● **Brief**:
Below are some records. How many of their lines contain the string "icon"? Give the number only.

[Collected data]
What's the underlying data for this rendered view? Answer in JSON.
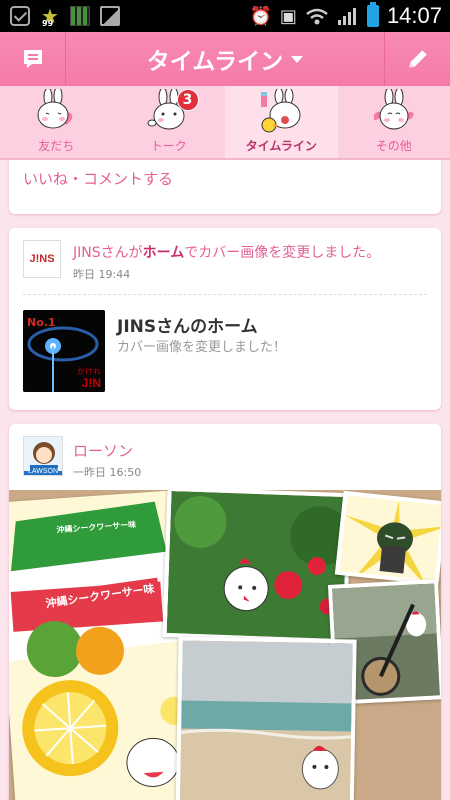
{
  "status_bar": {
    "time": "14:07",
    "badge_number": "99"
  },
  "header": {
    "title": "タイムライン",
    "left_icon": "message-icon",
    "right_icon": "pencil-icon"
  },
  "tabs": [
    {
      "label": "友だち",
      "icon": "bunny-heart-icon"
    },
    {
      "label": "トーク",
      "icon": "bunny-talk-icon",
      "badge": "3"
    },
    {
      "label": "タイムライン",
      "icon": "bunny-timeline-icon",
      "active": true
    },
    {
      "label": "その他",
      "icon": "bunny-other-icon"
    }
  ],
  "feed": {
    "like_comment": "いいね・コメントする",
    "post1": {
      "avatar_text": "J!NS",
      "line_prefix": "JINSさんが",
      "line_bold": "ホーム",
      "line_suffix": "でカバー画像を変更しました。",
      "time": "昨日 19:44",
      "attachment_title": "JINSさんのホーム",
      "attachment_sub": "カバー画像を変更しました！",
      "thumb_text_top": "No.1",
      "thumb_text_mid": "かけれ",
      "thumb_text_bot": "J!N"
    },
    "post2": {
      "name": "ローソン",
      "time": "一昨日 16:50",
      "avatar_text": "LAWSON",
      "package_text": "沖縄シークワーサー味",
      "package_text_small": "沖縄シークワーサー味"
    }
  },
  "colors": {
    "accent": "#f57aa8",
    "tab_bg": "#fcd0e0",
    "feed_bg": "#fbe4ec",
    "link_pink": "#e45f95"
  }
}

● **Response**:
6